WHAT IS EXPECTED » Would you transcribe the listing that follows, character for character, and omit its images?

▼

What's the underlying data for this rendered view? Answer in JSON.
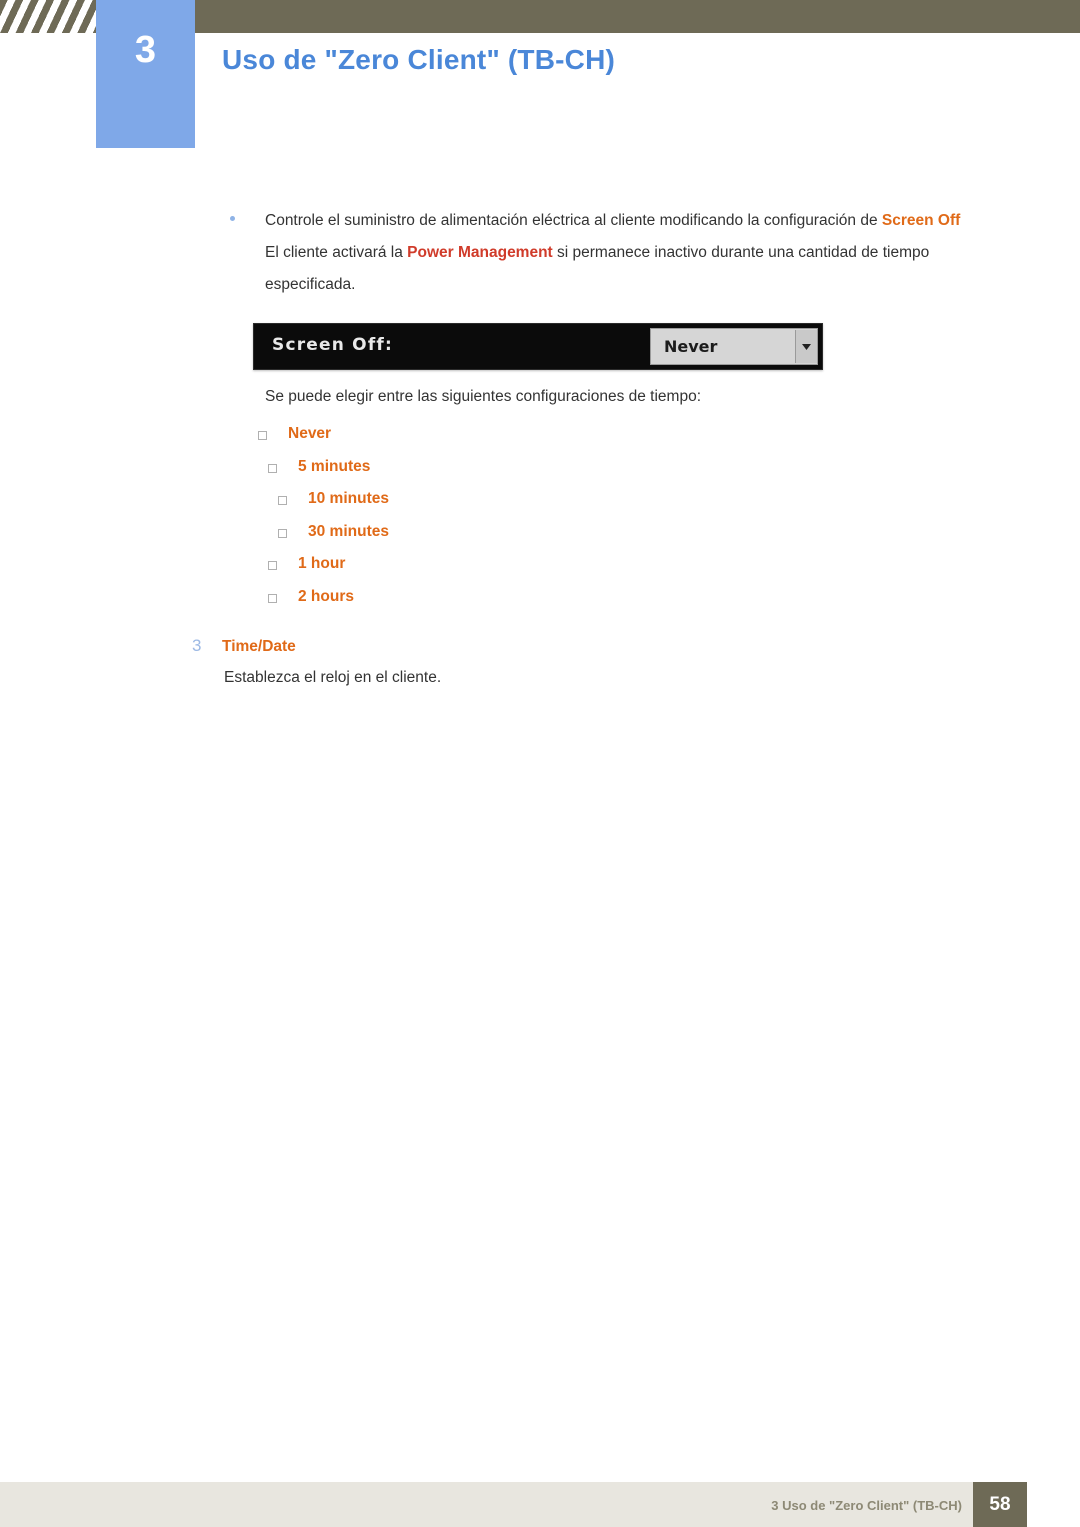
{
  "header": {
    "chapter_number": "3",
    "chapter_title": "Uso de \"Zero Client\" (TB-CH)",
    "accent_color": "#7fa8e8",
    "band_color": "#6e6a56"
  },
  "body": {
    "bullet": {
      "text_part_1": "Controle el suministro de alimentación eléctrica al cliente modificando la configuración de ",
      "keyword_1": "Screen Off",
      "text_part_2": " El cliente activará la ",
      "keyword_2": "Power Management",
      "text_part_3": " si permanece inactivo durante una cantidad de tiempo especificada."
    },
    "osd_figure": {
      "label": "Screen Off:",
      "selected_value": "Never",
      "dropdown_icon": "chevron-down-icon"
    },
    "intro_options": "Se puede elegir entre las siguientes configuraciones de tiempo:",
    "options": [
      {
        "label": "Never",
        "indent": 258
      },
      {
        "label": "5 minutes",
        "indent": 268
      },
      {
        "label": "10 minutes",
        "indent": 278
      },
      {
        "label": "30 minutes",
        "indent": 278
      },
      {
        "label": "1 hour",
        "indent": 268
      },
      {
        "label": "2 hours",
        "indent": 268
      }
    ],
    "sub_section": {
      "number": "3",
      "title": "Time/Date",
      "description": "Establezca el reloj en el cliente."
    }
  },
  "footer": {
    "text": "3 Uso de \"Zero Client\" (TB-CH)",
    "page_number": "58"
  },
  "colors": {
    "orange": "#e06a18",
    "red": "#d03b2a",
    "blue_title": "#4a87d8",
    "footer_gray": "#8d8975"
  }
}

▲

WORKED SOLUTION »
What's the underlying data for this rendered view? Answer in JSON.
{
  "header": {
    "chapter_number": "3",
    "chapter_title": "Uso de \"Zero Client\" (TB-CH)",
    "accent_color": "#7fa8e8",
    "band_color": "#6e6a56"
  },
  "body": {
    "bullet": {
      "text_part_1": "Controle el suministro de alimentación eléctrica al cliente modificando la configuración de ",
      "keyword_1": "Screen Off",
      "text_part_2": " El cliente activará la ",
      "keyword_2": "Power Management",
      "text_part_3": " si permanece inactivo durante una cantidad de tiempo especificada."
    },
    "osd_figure": {
      "label": "Screen Off:",
      "selected_value": "Never",
      "dropdown_icon": "chevron-down-icon"
    },
    "intro_options": "Se puede elegir entre las siguientes configuraciones de tiempo:",
    "options": [
      {
        "label": "Never",
        "indent": 258
      },
      {
        "label": "5 minutes",
        "indent": 268
      },
      {
        "label": "10 minutes",
        "indent": 278
      },
      {
        "label": "30 minutes",
        "indent": 278
      },
      {
        "label": "1 hour",
        "indent": 268
      },
      {
        "label": "2 hours",
        "indent": 268
      }
    ],
    "sub_section": {
      "number": "3",
      "title": "Time/Date",
      "description": "Establezca el reloj en el cliente."
    }
  },
  "footer": {
    "text": "3 Uso de \"Zero Client\" (TB-CH)",
    "page_number": "58"
  },
  "colors": {
    "orange": "#e06a18",
    "red": "#d03b2a",
    "blue_title": "#4a87d8",
    "footer_gray": "#8d8975"
  }
}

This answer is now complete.